#### [What you need to do]
Return the listing below in full, with every line exactly as it is.

====== Records for the task

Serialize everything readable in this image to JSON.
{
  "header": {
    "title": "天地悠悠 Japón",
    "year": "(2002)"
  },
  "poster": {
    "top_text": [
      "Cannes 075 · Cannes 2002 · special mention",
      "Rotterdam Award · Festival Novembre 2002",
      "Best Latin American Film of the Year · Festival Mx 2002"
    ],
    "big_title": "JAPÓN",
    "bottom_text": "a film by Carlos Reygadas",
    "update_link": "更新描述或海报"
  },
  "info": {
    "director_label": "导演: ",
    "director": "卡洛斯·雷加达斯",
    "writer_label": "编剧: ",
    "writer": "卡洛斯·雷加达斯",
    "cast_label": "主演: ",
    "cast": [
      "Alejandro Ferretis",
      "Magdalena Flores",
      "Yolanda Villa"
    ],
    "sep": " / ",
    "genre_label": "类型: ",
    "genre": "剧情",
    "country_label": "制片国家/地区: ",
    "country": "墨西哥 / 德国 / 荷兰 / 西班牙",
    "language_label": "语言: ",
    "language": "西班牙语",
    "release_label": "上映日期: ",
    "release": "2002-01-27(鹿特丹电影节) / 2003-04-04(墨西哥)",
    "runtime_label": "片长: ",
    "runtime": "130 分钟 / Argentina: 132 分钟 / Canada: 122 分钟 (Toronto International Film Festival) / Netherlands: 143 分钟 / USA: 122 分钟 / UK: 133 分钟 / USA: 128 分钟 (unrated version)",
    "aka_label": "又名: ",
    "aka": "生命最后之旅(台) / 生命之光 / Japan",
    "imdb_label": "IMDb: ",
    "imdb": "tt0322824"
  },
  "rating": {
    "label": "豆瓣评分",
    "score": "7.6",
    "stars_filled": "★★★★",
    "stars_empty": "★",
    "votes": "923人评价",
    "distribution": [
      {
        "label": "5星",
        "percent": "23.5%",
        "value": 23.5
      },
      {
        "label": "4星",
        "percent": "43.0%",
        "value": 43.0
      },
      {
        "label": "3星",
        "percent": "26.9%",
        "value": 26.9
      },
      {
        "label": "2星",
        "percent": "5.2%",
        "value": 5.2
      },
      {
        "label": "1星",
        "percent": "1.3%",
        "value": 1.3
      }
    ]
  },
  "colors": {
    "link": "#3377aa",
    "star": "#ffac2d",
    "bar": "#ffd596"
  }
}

============

#### [Final answer]
Serialize everything readable in this image to JSON.
{
  "header": {
    "title": "天地悠悠 Japón",
    "year": "(2002)"
  },
  "poster": {
    "top_text": [
      "Cannes 075 · Cannes 2002 · special mention",
      "Rotterdam Award · Festival Novembre 2002",
      "Best Latin American Film of the Year · Festival Mx 2002"
    ],
    "big_title": "JAPÓN",
    "bottom_text": "a film by Carlos Reygadas",
    "update_link": "更新描述或海报"
  },
  "info": {
    "director_label": "导演: ",
    "director": "卡洛斯·雷加达斯",
    "writer_label": "编剧: ",
    "writer": "卡洛斯·雷加达斯",
    "cast_label": "主演: ",
    "cast": [
      "Alejandro Ferretis",
      "Magdalena Flores",
      "Yolanda Villa"
    ],
    "sep": " / ",
    "genre_label": "类型: ",
    "genre": "剧情",
    "country_label": "制片国家/地区: ",
    "country": "墨西哥 / 德国 / 荷兰 / 西班牙",
    "language_label": "语言: ",
    "language": "西班牙语",
    "release_label": "上映日期: ",
    "release": "2002-01-27(鹿特丹电影节) / 2003-04-04(墨西哥)",
    "runtime_label": "片长: ",
    "runtime": "130 分钟 / Argentina: 132 分钟 / Canada: 122 分钟 (Toronto International Film Festival) / Netherlands: 143 分钟 / USA: 122 分钟 / UK: 133 分钟 / USA: 128 分钟 (unrated version)",
    "aka_label": "又名: ",
    "aka": "生命最后之旅(台) / 生命之光 / Japan",
    "imdb_label": "IMDb: ",
    "imdb": "tt0322824"
  },
  "rating": {
    "label": "豆瓣评分",
    "score": "7.6",
    "stars_filled": "★★★★",
    "stars_empty": "★",
    "votes": "923人评价",
    "distribution": [
      {
        "label": "5星",
        "percent": "23.5%",
        "value": 23.5
      },
      {
        "label": "4星",
        "percent": "43.0%",
        "value": 43.0
      },
      {
        "label": "3星",
        "percent": "26.9%",
        "value": 26.9
      },
      {
        "label": "2星",
        "percent": "5.2%",
        "value": 5.2
      },
      {
        "label": "1星",
        "percent": "1.3%",
        "value": 1.3
      }
    ]
  },
  "colors": {
    "link": "#3377aa",
    "star": "#ffac2d",
    "bar": "#ffd596"
  }
}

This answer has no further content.